Work to do
Below are entries; tally how many lines hold the string "Київ" and answer with only that figure.

══ Input rows ══

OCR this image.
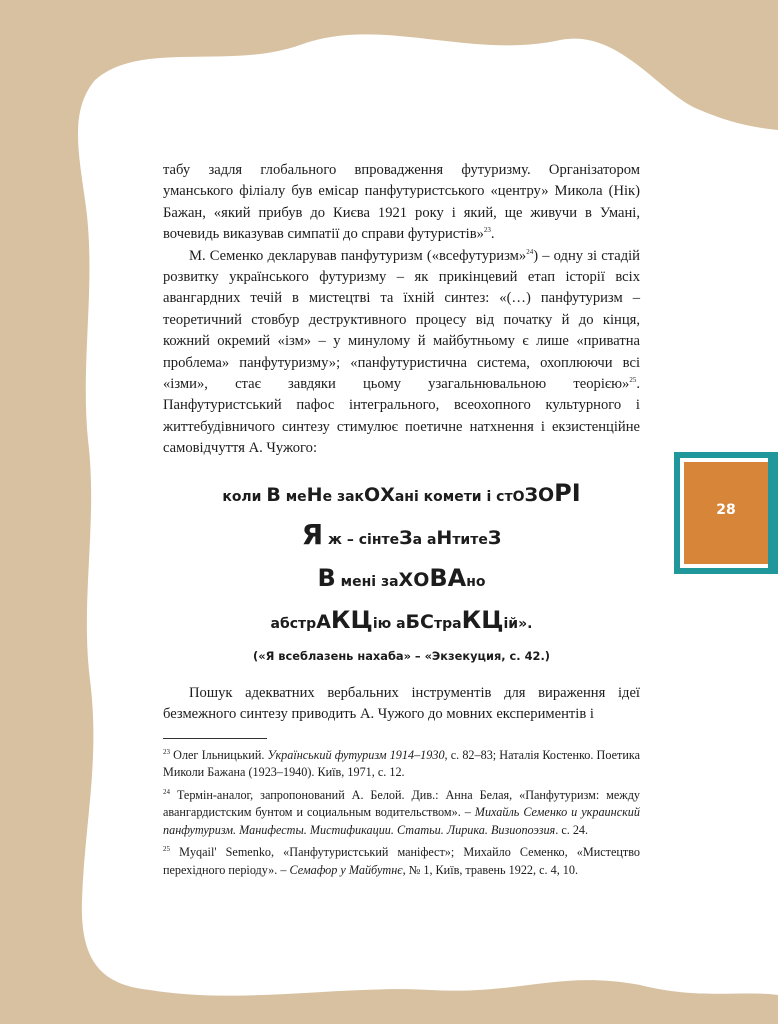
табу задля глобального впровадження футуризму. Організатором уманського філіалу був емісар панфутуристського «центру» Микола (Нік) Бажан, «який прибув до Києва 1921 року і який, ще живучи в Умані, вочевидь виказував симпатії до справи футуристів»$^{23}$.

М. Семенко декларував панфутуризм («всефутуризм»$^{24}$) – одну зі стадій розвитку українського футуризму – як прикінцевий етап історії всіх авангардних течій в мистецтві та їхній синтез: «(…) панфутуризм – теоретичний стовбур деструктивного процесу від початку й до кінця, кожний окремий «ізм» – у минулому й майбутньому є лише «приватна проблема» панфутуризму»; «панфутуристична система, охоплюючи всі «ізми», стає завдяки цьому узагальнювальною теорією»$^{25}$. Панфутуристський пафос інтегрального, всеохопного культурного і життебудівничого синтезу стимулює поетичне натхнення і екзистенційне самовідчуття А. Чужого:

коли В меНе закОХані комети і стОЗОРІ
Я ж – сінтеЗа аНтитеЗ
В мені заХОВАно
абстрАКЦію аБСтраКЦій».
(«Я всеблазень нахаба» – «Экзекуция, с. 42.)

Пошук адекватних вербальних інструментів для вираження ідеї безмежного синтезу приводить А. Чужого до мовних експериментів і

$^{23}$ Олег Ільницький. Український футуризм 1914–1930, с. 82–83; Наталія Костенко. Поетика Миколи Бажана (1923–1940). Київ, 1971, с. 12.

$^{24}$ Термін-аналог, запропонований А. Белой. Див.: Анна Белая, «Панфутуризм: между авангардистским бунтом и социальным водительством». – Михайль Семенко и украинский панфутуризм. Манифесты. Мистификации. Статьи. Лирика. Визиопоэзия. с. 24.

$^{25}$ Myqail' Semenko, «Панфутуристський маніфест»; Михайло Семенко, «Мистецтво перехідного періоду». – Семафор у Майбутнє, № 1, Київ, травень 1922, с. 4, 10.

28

═══

Full output
2